— Your objective —
Locate and copy all lines bearing the word "После".

* * * *

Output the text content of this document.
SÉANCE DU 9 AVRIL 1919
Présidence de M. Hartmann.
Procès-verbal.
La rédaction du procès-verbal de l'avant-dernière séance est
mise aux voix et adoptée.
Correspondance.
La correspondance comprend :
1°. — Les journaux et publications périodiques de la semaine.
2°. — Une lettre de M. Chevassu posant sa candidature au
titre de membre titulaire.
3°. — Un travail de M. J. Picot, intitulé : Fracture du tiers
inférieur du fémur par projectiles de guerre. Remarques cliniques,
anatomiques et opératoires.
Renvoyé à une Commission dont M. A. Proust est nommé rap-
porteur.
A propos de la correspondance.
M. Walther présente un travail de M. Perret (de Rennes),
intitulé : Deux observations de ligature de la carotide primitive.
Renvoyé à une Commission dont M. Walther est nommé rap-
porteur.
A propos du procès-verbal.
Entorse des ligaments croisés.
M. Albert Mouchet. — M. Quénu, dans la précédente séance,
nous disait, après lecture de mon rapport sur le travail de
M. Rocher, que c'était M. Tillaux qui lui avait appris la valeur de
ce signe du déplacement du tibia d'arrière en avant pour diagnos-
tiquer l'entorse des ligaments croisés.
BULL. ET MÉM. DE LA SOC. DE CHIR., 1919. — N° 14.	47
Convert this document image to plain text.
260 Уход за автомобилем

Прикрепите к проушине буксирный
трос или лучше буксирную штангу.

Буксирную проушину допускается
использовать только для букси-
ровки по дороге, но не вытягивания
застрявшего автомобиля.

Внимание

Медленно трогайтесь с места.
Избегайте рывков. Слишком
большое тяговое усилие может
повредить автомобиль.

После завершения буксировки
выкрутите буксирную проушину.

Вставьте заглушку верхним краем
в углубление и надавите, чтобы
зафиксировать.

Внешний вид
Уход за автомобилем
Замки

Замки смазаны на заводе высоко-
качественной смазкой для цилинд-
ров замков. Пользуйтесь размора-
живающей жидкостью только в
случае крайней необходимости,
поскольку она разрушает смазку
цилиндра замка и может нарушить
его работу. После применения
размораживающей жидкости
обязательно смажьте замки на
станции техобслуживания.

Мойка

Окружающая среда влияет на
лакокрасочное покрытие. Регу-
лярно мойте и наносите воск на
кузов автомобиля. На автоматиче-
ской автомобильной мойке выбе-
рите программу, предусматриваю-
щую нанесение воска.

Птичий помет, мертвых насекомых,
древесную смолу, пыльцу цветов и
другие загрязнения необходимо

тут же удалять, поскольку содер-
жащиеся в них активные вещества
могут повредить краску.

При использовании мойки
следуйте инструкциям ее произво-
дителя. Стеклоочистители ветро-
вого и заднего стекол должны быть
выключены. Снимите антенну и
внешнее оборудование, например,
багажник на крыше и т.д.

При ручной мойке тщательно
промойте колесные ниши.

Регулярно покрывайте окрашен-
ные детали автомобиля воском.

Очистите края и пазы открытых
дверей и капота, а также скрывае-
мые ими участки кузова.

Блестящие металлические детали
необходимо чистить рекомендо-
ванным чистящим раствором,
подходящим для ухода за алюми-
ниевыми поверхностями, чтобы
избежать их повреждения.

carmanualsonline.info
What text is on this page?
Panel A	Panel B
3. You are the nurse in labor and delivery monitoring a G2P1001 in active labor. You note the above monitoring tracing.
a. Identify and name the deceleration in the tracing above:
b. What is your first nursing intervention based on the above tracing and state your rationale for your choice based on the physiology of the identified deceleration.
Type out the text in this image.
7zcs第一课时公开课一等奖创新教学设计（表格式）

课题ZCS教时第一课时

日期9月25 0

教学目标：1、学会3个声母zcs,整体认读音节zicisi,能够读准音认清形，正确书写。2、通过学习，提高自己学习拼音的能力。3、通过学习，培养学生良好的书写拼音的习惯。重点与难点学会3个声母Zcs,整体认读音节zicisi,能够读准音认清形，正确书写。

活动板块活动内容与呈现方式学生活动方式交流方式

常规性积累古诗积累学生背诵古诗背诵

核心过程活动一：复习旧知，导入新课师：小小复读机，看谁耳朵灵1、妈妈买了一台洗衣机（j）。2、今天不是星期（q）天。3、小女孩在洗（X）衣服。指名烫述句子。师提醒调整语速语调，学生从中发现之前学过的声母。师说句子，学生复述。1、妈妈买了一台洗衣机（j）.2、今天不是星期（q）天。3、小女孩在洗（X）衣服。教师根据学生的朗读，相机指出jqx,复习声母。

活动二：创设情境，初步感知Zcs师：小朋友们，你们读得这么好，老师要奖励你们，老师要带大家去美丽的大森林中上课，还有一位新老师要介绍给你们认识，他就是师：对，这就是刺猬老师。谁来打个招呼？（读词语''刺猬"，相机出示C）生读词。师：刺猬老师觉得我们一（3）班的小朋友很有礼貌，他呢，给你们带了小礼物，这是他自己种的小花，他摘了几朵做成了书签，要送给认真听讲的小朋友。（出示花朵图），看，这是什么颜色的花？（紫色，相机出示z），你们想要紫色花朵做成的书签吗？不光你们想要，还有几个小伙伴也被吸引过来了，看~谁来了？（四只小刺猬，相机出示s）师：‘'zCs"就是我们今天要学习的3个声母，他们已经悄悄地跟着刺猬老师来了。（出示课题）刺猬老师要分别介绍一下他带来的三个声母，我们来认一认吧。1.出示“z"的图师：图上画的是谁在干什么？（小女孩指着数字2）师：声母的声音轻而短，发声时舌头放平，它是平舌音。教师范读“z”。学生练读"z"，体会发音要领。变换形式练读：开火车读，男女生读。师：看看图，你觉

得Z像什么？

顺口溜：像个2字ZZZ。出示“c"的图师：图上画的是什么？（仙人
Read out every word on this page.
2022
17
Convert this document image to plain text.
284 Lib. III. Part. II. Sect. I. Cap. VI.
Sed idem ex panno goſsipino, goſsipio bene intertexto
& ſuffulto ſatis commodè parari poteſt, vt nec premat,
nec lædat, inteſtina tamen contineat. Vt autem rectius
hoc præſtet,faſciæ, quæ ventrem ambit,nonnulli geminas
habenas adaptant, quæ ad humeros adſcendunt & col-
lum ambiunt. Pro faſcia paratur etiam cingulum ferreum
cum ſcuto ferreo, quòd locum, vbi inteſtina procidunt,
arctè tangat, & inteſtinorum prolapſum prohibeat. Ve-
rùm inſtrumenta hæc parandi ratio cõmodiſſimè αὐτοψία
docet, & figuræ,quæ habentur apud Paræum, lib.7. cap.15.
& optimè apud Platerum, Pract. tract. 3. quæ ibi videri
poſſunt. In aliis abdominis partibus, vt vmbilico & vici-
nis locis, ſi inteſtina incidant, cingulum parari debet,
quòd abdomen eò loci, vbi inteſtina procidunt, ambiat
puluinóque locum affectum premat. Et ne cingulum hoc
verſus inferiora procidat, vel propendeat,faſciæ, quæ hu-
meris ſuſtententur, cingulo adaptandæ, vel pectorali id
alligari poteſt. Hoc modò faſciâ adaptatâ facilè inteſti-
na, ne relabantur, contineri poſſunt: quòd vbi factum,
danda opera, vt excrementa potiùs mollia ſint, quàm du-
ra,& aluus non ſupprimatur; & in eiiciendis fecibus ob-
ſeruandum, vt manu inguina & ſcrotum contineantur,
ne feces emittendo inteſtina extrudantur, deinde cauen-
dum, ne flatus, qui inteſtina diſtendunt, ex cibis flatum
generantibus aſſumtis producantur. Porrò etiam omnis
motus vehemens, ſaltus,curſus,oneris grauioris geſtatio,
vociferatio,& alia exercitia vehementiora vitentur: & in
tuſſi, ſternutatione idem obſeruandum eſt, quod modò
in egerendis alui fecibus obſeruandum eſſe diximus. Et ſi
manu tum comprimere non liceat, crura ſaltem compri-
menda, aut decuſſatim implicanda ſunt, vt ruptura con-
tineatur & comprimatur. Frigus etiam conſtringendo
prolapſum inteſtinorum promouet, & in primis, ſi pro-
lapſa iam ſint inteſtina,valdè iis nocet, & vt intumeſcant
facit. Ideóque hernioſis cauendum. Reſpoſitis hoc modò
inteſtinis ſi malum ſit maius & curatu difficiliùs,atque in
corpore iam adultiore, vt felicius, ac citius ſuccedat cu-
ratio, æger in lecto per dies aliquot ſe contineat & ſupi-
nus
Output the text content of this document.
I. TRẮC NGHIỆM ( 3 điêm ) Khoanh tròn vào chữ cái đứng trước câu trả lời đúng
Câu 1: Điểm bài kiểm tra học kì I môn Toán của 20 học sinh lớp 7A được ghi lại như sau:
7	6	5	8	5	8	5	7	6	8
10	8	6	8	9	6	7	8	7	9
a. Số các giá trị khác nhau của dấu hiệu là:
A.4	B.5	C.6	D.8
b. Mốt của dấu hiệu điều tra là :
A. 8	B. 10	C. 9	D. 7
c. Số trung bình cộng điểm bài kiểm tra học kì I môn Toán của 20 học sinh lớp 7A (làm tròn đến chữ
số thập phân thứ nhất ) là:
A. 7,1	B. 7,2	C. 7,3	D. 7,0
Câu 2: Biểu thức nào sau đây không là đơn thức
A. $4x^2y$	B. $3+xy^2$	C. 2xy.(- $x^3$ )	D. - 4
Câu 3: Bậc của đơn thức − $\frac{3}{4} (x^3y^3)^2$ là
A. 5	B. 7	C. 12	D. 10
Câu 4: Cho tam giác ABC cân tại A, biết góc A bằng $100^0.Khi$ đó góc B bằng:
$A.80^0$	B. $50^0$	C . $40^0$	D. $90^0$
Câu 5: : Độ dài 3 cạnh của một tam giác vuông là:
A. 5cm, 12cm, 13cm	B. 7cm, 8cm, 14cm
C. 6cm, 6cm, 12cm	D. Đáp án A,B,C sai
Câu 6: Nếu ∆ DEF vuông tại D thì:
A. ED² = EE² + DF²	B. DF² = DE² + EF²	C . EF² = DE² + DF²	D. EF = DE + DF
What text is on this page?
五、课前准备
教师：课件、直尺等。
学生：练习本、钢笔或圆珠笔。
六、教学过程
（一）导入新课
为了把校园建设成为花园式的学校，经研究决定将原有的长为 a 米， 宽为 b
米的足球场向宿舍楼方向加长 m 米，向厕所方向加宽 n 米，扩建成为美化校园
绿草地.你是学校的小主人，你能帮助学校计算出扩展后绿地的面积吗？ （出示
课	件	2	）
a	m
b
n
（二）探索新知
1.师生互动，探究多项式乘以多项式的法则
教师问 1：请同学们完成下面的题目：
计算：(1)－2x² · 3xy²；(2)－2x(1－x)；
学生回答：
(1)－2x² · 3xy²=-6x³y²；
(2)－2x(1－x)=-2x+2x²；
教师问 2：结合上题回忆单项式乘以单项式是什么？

* * * *

— Response —
После завершения буксировки
его работу. После применения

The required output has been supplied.